** Begin Data extract **

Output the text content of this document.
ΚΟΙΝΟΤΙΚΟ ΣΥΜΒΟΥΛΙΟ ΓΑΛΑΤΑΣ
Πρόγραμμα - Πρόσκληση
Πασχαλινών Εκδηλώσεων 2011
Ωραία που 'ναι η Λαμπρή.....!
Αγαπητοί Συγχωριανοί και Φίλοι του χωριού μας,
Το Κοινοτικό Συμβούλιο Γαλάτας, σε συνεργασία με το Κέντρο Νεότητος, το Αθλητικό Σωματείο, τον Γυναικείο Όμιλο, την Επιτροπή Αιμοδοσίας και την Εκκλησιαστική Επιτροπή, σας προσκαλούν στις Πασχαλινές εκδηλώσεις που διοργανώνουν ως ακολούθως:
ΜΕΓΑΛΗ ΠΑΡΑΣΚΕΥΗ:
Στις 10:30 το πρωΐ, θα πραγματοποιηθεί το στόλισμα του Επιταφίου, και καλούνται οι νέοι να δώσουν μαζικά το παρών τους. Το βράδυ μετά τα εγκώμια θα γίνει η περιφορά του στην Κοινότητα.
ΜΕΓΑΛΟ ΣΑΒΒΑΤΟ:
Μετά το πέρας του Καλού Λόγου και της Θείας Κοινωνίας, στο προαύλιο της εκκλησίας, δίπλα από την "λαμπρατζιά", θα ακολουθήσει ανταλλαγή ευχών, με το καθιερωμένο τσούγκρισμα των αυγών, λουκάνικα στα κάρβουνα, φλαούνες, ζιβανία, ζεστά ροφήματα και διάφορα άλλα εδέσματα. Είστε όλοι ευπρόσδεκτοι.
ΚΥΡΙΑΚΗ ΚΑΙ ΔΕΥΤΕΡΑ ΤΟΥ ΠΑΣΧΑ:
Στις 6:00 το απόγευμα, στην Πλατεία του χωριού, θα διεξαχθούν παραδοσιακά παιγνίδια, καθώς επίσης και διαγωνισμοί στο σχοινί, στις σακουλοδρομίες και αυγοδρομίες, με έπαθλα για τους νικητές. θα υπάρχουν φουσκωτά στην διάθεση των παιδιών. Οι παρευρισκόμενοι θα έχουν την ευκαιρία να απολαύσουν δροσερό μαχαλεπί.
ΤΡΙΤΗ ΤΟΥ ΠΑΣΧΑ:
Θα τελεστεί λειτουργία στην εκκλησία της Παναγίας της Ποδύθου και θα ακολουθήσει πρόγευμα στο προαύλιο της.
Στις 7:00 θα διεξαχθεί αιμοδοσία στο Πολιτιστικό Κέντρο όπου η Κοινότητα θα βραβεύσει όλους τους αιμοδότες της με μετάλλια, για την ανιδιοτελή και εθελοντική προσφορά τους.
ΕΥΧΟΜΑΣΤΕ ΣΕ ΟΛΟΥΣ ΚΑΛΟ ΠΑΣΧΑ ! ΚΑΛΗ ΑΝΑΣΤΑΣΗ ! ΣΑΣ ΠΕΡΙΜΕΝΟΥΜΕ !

** End Data extract **
** Begin Data extract **

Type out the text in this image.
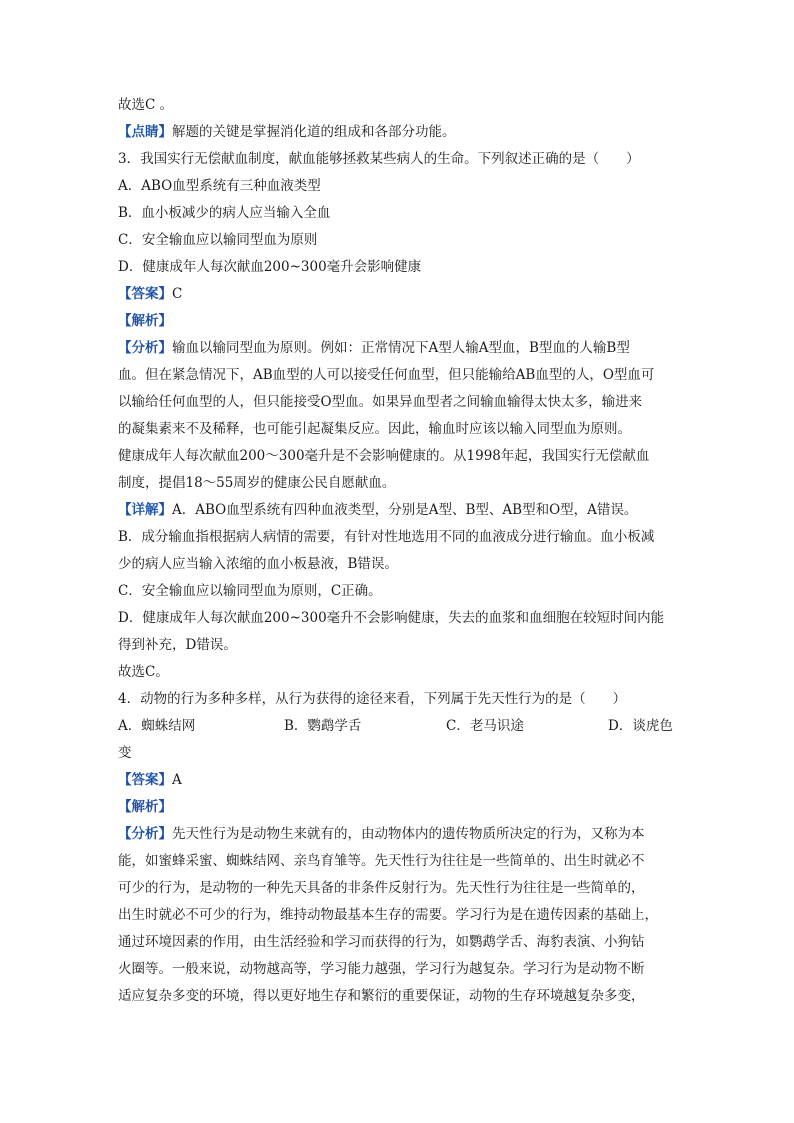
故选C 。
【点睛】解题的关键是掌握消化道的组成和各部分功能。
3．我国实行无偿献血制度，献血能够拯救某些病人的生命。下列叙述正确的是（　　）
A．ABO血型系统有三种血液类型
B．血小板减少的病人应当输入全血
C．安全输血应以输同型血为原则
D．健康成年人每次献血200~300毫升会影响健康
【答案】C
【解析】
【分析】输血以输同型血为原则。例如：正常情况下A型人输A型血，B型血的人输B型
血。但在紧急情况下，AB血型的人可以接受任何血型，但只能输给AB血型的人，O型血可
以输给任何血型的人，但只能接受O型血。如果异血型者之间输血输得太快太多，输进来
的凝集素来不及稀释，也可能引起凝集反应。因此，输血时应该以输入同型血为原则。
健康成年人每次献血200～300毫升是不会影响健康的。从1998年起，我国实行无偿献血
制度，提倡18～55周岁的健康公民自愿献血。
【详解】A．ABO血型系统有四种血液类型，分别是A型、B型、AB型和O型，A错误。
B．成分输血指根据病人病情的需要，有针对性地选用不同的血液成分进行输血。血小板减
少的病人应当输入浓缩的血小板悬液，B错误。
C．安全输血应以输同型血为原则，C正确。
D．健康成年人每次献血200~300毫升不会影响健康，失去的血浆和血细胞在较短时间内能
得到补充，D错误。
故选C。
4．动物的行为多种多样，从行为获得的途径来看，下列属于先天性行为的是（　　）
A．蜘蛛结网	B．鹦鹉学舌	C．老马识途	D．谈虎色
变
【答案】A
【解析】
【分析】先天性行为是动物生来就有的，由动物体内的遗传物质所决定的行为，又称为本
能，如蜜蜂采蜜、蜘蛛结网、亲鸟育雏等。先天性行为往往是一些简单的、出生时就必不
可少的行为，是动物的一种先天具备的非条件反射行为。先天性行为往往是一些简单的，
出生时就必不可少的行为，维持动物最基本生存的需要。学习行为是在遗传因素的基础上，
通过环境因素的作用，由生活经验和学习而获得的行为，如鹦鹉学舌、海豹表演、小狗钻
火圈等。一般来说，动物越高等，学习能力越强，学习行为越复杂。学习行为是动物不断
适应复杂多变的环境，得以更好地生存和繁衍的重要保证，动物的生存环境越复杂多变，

** End Data extract **

## Task directions
Which lines contain "ακολουθήσει"? Show each of them.

## Result
Μετά το πέρας του Καλού Λόγου και της Θείας Κοινωνίας, στο προαύλιο της εκκλησίας, δίπλα από την "λαμπρατζιά", θα ακολουθήσει ανταλλαγή ευχών, με το καθιερωμένο τσούγκρισμα των αυγών, λουκάνικα στα κάρβουνα, φλαούνες, ζιβανία, ζεστά ροφήματα και διάφορα άλλα εδέσματα. Είστε όλοι ευπρόσδεκτοι.
Θα τελεστεί λειτουργία στην εκκλησία της Παναγίας της Ποδύθου και θα ακολουθήσει πρόγευμα στο προαύλιο της.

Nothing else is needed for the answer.